## Exercise prompt:
The data below needs to be returned exactly, line for line.

[Part of a data file]
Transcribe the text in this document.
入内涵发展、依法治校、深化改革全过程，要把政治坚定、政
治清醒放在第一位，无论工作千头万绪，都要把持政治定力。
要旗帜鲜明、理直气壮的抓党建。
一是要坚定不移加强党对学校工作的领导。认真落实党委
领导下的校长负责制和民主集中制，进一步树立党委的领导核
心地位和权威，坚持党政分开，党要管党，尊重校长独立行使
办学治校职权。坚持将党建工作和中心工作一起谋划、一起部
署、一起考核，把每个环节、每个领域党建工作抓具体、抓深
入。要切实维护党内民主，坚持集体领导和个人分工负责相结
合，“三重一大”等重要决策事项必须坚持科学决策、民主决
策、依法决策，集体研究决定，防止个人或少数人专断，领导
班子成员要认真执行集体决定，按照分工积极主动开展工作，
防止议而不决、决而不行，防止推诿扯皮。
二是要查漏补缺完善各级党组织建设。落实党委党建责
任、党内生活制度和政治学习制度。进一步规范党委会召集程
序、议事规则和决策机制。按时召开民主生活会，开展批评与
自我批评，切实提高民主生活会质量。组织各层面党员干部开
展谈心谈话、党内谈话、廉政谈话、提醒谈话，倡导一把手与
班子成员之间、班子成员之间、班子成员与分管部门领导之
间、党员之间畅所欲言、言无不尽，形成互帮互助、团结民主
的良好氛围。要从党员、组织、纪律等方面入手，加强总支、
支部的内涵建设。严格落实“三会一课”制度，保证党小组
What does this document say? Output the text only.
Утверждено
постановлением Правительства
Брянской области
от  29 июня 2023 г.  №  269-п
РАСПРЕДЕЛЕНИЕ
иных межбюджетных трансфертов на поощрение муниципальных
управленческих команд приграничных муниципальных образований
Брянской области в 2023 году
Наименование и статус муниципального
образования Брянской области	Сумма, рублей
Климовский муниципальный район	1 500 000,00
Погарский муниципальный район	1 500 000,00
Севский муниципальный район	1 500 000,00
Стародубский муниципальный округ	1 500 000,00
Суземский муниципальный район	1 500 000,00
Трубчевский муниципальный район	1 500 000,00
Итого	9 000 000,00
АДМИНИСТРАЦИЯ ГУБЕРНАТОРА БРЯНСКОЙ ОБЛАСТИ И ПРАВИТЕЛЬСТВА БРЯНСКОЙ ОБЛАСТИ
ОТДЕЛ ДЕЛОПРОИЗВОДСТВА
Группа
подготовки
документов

## Exercise response:
Transcribe the text in this document.
入内涵发展、依法治校、深化改革全过程，要把政治坚定、政
治清醒放在第一位，无论工作千头万绪，都要把持政治定力。
要旗帜鲜明、理直气壮的抓党建。
一是要坚定不移加强党对学校工作的领导。认真落实党委
领导下的校长负责制和民主集中制，进一步树立党委的领导核
心地位和权威，坚持党政分开，党要管党，尊重校长独立行使
办学治校职权。坚持将党建工作和中心工作一起谋划、一起部
署、一起考核，把每个环节、每个领域党建工作抓具体、抓深
入。要切实维护党内民主，坚持集体领导和个人分工负责相结
合，“三重一大”等重要决策事项必须坚持科学决策、民主决
策、依法决策，集体研究决定，防止个人或少数人专断，领导
班子成员要认真执行集体决定，按照分工积极主动开展工作，
防止议而不决、决而不行，防止推诿扯皮。
二是要查漏补缺完善各级党组织建设。落实党委党建责
任、党内生活制度和政治学习制度。进一步规范党委会召集程
序、议事规则和决策机制。按时召开民主生活会，开展批评与
自我批评，切实提高民主生活会质量。组织各层面党员干部开
展谈心谈话、党内谈话、廉政谈话、提醒谈话，倡导一把手与
班子成员之间、班子成员之间、班子成员与分管部门领导之
间、党员之间畅所欲言、言无不尽，形成互帮互助、团结民主
的良好氛围。要从党员、组织、纪律等方面入手，加强总支、
支部的内涵建设。严格落实“三会一课”制度，保证党小组
What does this document say? Output the text only.
Утверждено
постановлением Правительства
Брянской области
от  29 июня 2023 г.  №  269-п
РАСПРЕДЕЛЕНИЕ
иных межбюджетных трансфертов на поощрение муниципальных
управленческих команд приграничных муниципальных образований
Брянской области в 2023 году
Наименование и статус муниципального
образования Брянской области	Сумма, рублей
Климовский муниципальный район	1 500 000,00
Погарский муниципальный район	1 500 000,00
Севский муниципальный район	1 500 000,00
Стародубский муниципальный округ	1 500 000,00
Суземский муниципальный район	1 500 000,00
Трубчевский муниципальный район	1 500 000,00
Итого	9 000 000,00
АДМИНИСТРАЦИЯ ГУБЕРНАТОРА БРЯНСКОЙ ОБЛАСТИ И ПРАВИТЕЛЬСТВА БРЯНСКОЙ ОБЛАСТИ
ОТДЕЛ ДЕЛОПРОИЗВОДСТВА
Группа
подготовки
документов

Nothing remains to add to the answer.